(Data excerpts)
--- start ---

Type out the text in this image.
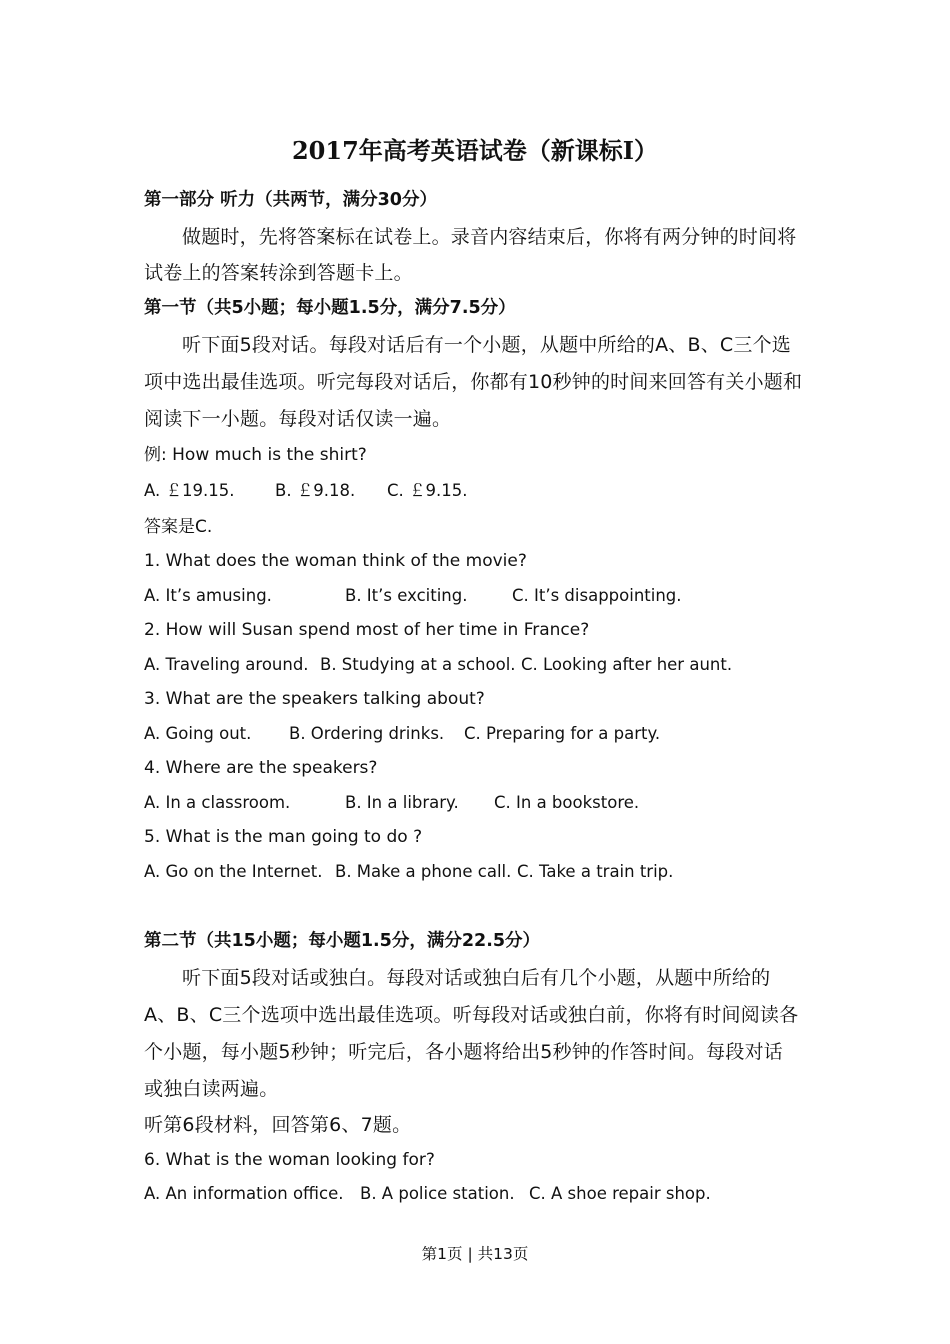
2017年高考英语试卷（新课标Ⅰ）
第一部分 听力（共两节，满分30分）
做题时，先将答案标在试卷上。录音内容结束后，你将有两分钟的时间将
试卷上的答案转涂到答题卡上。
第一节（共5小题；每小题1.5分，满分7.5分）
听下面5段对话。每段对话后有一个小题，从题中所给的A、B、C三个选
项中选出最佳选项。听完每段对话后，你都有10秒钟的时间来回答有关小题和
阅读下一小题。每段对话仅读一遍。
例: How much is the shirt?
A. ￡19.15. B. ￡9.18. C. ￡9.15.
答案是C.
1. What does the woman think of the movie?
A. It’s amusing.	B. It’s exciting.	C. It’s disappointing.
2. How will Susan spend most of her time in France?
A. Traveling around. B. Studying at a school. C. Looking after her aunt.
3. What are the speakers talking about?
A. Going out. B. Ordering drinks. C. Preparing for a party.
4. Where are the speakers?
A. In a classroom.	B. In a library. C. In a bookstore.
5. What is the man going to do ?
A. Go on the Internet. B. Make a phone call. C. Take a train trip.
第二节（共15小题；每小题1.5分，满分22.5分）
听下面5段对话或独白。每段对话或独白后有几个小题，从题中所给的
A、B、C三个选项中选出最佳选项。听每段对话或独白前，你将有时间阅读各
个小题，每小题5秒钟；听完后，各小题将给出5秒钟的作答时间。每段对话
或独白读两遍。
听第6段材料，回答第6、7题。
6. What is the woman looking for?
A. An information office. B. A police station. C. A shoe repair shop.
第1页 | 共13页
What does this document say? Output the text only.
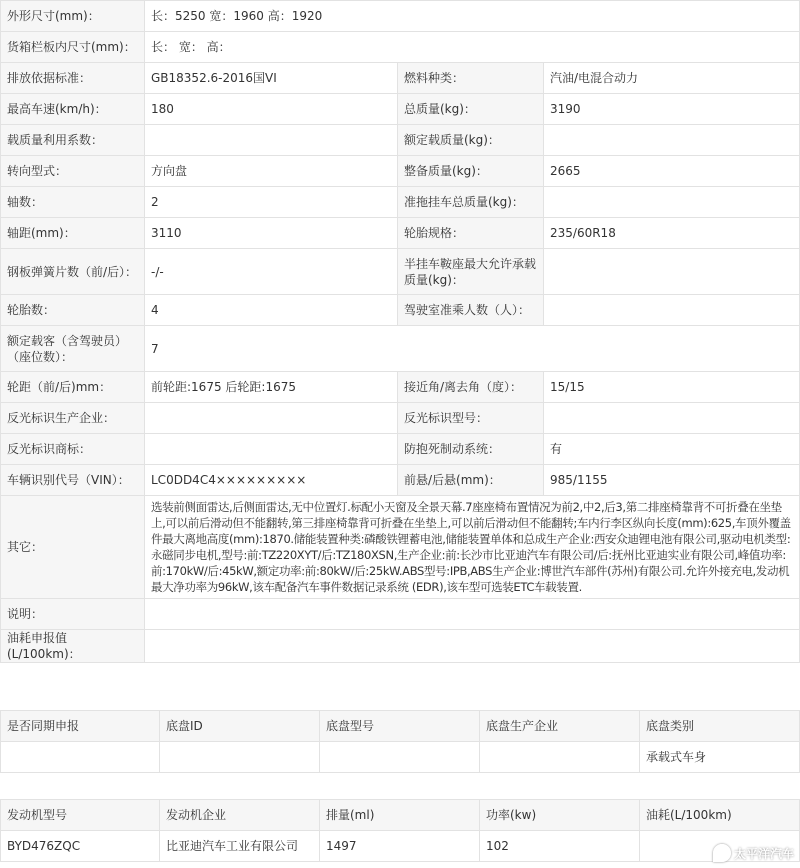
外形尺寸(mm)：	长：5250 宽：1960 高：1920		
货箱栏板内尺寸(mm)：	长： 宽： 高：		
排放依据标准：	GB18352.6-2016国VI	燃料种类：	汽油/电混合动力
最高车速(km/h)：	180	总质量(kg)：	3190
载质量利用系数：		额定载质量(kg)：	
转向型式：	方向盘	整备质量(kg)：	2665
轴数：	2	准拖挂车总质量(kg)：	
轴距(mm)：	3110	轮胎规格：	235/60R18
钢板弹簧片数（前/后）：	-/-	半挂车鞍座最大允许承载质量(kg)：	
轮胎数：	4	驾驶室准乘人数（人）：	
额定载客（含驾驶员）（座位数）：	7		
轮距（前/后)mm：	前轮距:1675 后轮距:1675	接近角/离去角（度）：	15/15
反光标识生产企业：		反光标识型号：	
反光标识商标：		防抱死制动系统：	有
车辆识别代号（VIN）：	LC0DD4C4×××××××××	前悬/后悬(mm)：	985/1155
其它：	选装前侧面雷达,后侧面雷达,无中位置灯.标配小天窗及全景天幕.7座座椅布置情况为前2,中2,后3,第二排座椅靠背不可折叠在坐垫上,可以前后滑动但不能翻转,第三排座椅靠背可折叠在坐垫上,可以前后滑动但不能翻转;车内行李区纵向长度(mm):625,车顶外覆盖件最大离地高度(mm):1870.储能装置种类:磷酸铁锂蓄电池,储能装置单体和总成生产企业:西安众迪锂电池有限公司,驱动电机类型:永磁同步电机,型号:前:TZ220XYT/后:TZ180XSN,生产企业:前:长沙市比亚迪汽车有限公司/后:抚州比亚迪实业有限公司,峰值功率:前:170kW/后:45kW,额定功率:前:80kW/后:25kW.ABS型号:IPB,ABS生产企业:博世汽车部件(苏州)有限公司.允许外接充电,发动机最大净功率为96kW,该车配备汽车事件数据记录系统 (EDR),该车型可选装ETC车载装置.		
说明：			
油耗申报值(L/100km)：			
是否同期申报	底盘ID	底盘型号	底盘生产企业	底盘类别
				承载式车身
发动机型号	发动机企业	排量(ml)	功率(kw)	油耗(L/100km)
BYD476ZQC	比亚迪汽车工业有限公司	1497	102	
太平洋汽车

--- end ---

• Prompt:
Reproduce every record word for word. The copy must contain no pictures.

• Output:
Type out the text in this image.
2017年高考英语试卷（新课标Ⅰ）
第一部分 听力（共两节，满分30分）
做题时，先将答案标在试卷上。录音内容结束后，你将有两分钟的时间将
试卷上的答案转涂到答题卡上。
第一节（共5小题；每小题1.5分，满分7.5分）
听下面5段对话。每段对话后有一个小题，从题中所给的A、B、C三个选
项中选出最佳选项。听完每段对话后，你都有10秒钟的时间来回答有关小题和
阅读下一小题。每段对话仅读一遍。
例: How much is the shirt?
A. ￡19.15. B. ￡9.18. C. ￡9.15.
答案是C.
1. What does the woman think of the movie?
A. It’s amusing.	B. It’s exciting.	C. It’s disappointing.
2. How will Susan spend most of her time in France?
A. Traveling around. B. Studying at a school. C. Looking after her aunt.
3. What are the speakers talking about?
A. Going out. B. Ordering drinks. C. Preparing for a party.
4. Where are the speakers?
A. In a classroom.	B. In a library. C. In a bookstore.
5. What is the man going to do ?
A. Go on the Internet. B. Make a phone call. C. Take a train trip.
第二节（共15小题；每小题1.5分，满分22.5分）
听下面5段对话或独白。每段对话或独白后有几个小题，从题中所给的
A、B、C三个选项中选出最佳选项。听每段对话或独白前，你将有时间阅读各
个小题，每小题5秒钟；听完后，各小题将给出5秒钟的作答时间。每段对话
或独白读两遍。
听第6段材料，回答第6、7题。
6. What is the woman looking for?
A. An information office. B. A police station. C. A shoe repair shop.
第1页 | 共13页
What does this document say? Output the text only.
外形尺寸(mm)：	长：5250 宽：1960 高：1920		
货箱栏板内尺寸(mm)：	长： 宽： 高：		
排放依据标准：	GB18352.6-2016国VI	燃料种类：	汽油/电混合动力
最高车速(km/h)：	180	总质量(kg)：	3190
载质量利用系数：		额定载质量(kg)：	
转向型式：	方向盘	整备质量(kg)：	2665
轴数：	2	准拖挂车总质量(kg)：	
轴距(mm)：	3110	轮胎规格：	235/60R18
钢板弹簧片数（前/后）：	-/-	半挂车鞍座最大允许承载质量(kg)：	
轮胎数：	4	驾驶室准乘人数（人）：	
额定载客（含驾驶员）（座位数）：	7		
轮距（前/后)mm：	前轮距:1675 后轮距:1675	接近角/离去角（度）：	15/15
反光标识生产企业：		反光标识型号：	
反光标识商标：		防抱死制动系统：	有
车辆识别代号（VIN）：	LC0DD4C4×××××××××	前悬/后悬(mm)：	985/1155
其它：	选装前侧面雷达,后侧面雷达,无中位置灯.标配小天窗及全景天幕.7座座椅布置情况为前2,中2,后3,第二排座椅靠背不可折叠在坐垫上,可以前后滑动但不能翻转,第三排座椅靠背可折叠在坐垫上,可以前后滑动但不能翻转;车内行李区纵向长度(mm):625,车顶外覆盖件最大离地高度(mm):1870.储能装置种类:磷酸铁锂蓄电池,储能装置单体和总成生产企业:西安众迪锂电池有限公司,驱动电机类型:永磁同步电机,型号:前:TZ220XYT/后:TZ180XSN,生产企业:前:长沙市比亚迪汽车有限公司/后:抚州比亚迪实业有限公司,峰值功率:前:170kW/后:45kW,额定功率:前:80kW/后:25kW.ABS型号:IPB,ABS生产企业:博世汽车部件(苏州)有限公司.允许外接充电,发动机最大净功率为96kW,该车配备汽车事件数据记录系统 (EDR),该车型可选装ETC车载装置.		
说明：			
油耗申报值(L/100km)：			
是否同期申报	底盘ID	底盘型号	底盘生产企业	底盘类别
				承载式车身
发动机型号	发动机企业	排量(ml)	功率(kw)	油耗(L/100km)
BYD476ZQC	比亚迪汽车工业有限公司	1497	102	
太平洋汽车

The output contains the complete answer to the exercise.